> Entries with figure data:

##############################

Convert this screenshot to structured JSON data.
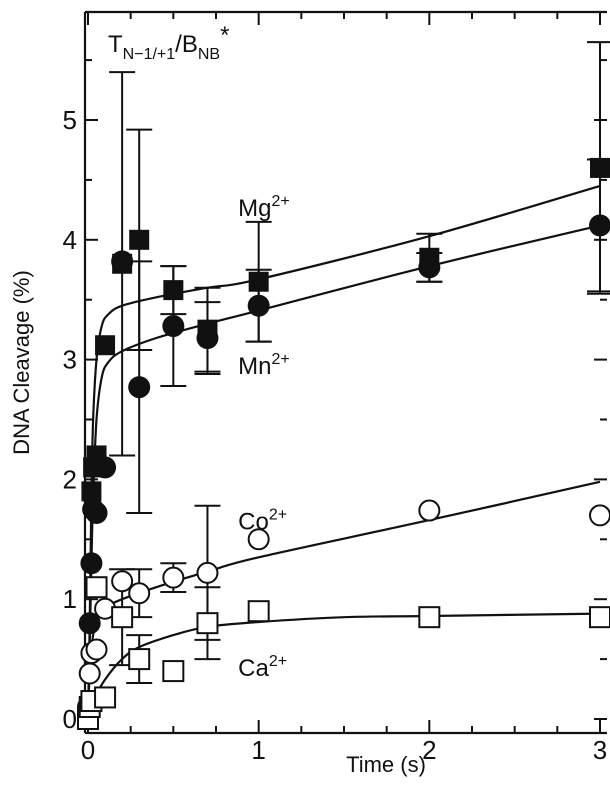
{
  "chart_data": {
    "type": "scatter",
    "title": "",
    "inset_label": {
      "base": "T",
      "sub1": "N−1/+1",
      "mid": "/B",
      "sub2": "NB",
      "tail": "*"
    },
    "xlabel": "Time (s)",
    "ylabel": "DNA Cleavage (%)",
    "xlim": [
      -0.05,
      3.08
    ],
    "ylim": [
      0,
      6.0
    ],
    "x_ticks": [
      0,
      1,
      2,
      3
    ],
    "x_tick_labels": [
      "0",
      "1",
      "2",
      "3"
    ],
    "y_ticks": [
      0,
      1,
      2,
      3,
      4,
      5
    ],
    "y_tick_labels": [
      "0",
      "1",
      "2",
      "3",
      "4",
      "5"
    ],
    "grid": false,
    "colors": {
      "ink": "#111111",
      "background": "#ffffff"
    },
    "series": [
      {
        "label": {
          "base": "Mg",
          "sup": "2+"
        },
        "label_pos": [
          0.88,
          4.2
        ],
        "marker": "filled-square",
        "points": [
          {
            "x": 0,
            "y": 0
          },
          {
            "x": 0.01,
            "y": 0.1
          },
          {
            "x": 0.02,
            "y": 1.9
          },
          {
            "x": 0.03,
            "y": 2.1
          },
          {
            "x": 0.05,
            "y": 2.2
          },
          {
            "x": 0.1,
            "y": 3.12
          },
          {
            "x": 0.2,
            "y": 3.8,
            "err": 1.6
          },
          {
            "x": 0.3,
            "y": 4.0,
            "err": 0.92
          },
          {
            "x": 0.5,
            "y": 3.58,
            "err": 0.2
          },
          {
            "x": 0.7,
            "y": 3.25,
            "err": 0.35
          },
          {
            "x": 1.0,
            "y": 3.65,
            "err": 0.5
          },
          {
            "x": 2.0,
            "y": 3.85,
            "err": 0.2
          },
          {
            "x": 3.0,
            "y": 4.6,
            "err": 1.05
          }
        ],
        "fit": [
          [
            0,
            0
          ],
          [
            0.01,
            0.8
          ],
          [
            0.02,
            1.85
          ],
          [
            0.03,
            2.5
          ],
          [
            0.05,
            3.0
          ],
          [
            0.08,
            3.28
          ],
          [
            0.12,
            3.38
          ],
          [
            0.2,
            3.45
          ],
          [
            0.4,
            3.52
          ],
          [
            0.7,
            3.6
          ],
          [
            1.0,
            3.67
          ],
          [
            2.0,
            4.03
          ],
          [
            3.0,
            4.45
          ]
        ]
      },
      {
        "label": {
          "base": "Mn",
          "sup": "2+"
        },
        "label_pos": [
          0.88,
          2.88
        ],
        "marker": "filled-circle",
        "points": [
          {
            "x": 0,
            "y": 0
          },
          {
            "x": 0.01,
            "y": 0.8
          },
          {
            "x": 0.02,
            "y": 1.3
          },
          {
            "x": 0.03,
            "y": 1.75
          },
          {
            "x": 0.05,
            "y": 1.72
          },
          {
            "x": 0.1,
            "y": 2.1
          },
          {
            "x": 0.2,
            "y": 3.82
          },
          {
            "x": 0.3,
            "y": 2.77,
            "err": 1.05
          },
          {
            "x": 0.5,
            "y": 3.28,
            "err": 0.5
          },
          {
            "x": 0.7,
            "y": 3.18,
            "err": 0.3
          },
          {
            "x": 1.0,
            "y": 3.45,
            "err": 0.3
          },
          {
            "x": 2.0,
            "y": 3.77,
            "err": 0.12
          },
          {
            "x": 3.0,
            "y": 4.12,
            "err": 0.55
          }
        ],
        "fit": [
          [
            0,
            0
          ],
          [
            0.01,
            0.6
          ],
          [
            0.02,
            1.3
          ],
          [
            0.03,
            1.85
          ],
          [
            0.05,
            2.5
          ],
          [
            0.08,
            2.85
          ],
          [
            0.12,
            2.98
          ],
          [
            0.2,
            3.07
          ],
          [
            0.4,
            3.18
          ],
          [
            0.7,
            3.3
          ],
          [
            1.0,
            3.41
          ],
          [
            2.0,
            3.78
          ],
          [
            3.0,
            4.12
          ]
        ]
      },
      {
        "label": {
          "base": "Co",
          "sup": "2+"
        },
        "label_pos": [
          0.88,
          1.58
        ],
        "marker": "open-circle",
        "points": [
          {
            "x": 0,
            "y": 0.1
          },
          {
            "x": 0.01,
            "y": 0.38
          },
          {
            "x": 0.02,
            "y": 0.55
          },
          {
            "x": 0.05,
            "y": 0.58
          },
          {
            "x": 0.1,
            "y": 0.92
          },
          {
            "x": 0.2,
            "y": 1.15
          },
          {
            "x": 0.3,
            "y": 1.05,
            "err": 0.2
          },
          {
            "x": 0.5,
            "y": 1.18,
            "err": 0.12
          },
          {
            "x": 0.7,
            "y": 1.22,
            "err": 0.56
          },
          {
            "x": 1.0,
            "y": 1.5
          },
          {
            "x": 2.0,
            "y": 1.74
          },
          {
            "x": 3.0,
            "y": 1.7
          }
        ],
        "fit": [
          [
            0,
            0
          ],
          [
            0.01,
            0.4
          ],
          [
            0.03,
            0.7
          ],
          [
            0.06,
            0.85
          ],
          [
            0.1,
            0.93
          ],
          [
            0.2,
            1.0
          ],
          [
            0.4,
            1.1
          ],
          [
            0.7,
            1.23
          ],
          [
            1.0,
            1.35
          ],
          [
            2.0,
            1.66
          ],
          [
            3.0,
            1.98
          ]
        ]
      },
      {
        "label": {
          "base": "Ca",
          "sup": "2+"
        },
        "label_pos": [
          0.88,
          0.36
        ],
        "marker": "open-square",
        "points": [
          {
            "x": 0,
            "y": 0
          },
          {
            "x": 0.01,
            "y": 0.1
          },
          {
            "x": 0.02,
            "y": 0.15
          },
          {
            "x": 0.05,
            "y": 1.1
          },
          {
            "x": 0.1,
            "y": 0.18
          },
          {
            "x": 0.2,
            "y": 0.85,
            "err": 0.4
          },
          {
            "x": 0.3,
            "y": 0.5,
            "err": 0.2
          },
          {
            "x": 0.5,
            "y": 0.4
          },
          {
            "x": 0.7,
            "y": 0.8,
            "err": 0.3
          },
          {
            "x": 1.0,
            "y": 0.9
          },
          {
            "x": 2.0,
            "y": 0.85
          },
          {
            "x": 3.0,
            "y": 0.85
          }
        ],
        "fit": [
          [
            0,
            0
          ],
          [
            0.05,
            0.2
          ],
          [
            0.1,
            0.33
          ],
          [
            0.2,
            0.5
          ],
          [
            0.3,
            0.6
          ],
          [
            0.5,
            0.7
          ],
          [
            0.7,
            0.77
          ],
          [
            1.0,
            0.81
          ],
          [
            1.5,
            0.85
          ],
          [
            2.0,
            0.86
          ],
          [
            3.0,
            0.88
          ]
        ]
      }
    ]
  }
}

##############################

> Required work: Report only a number: how many lines in the material above contain the string "filled".

> Exercise result: 2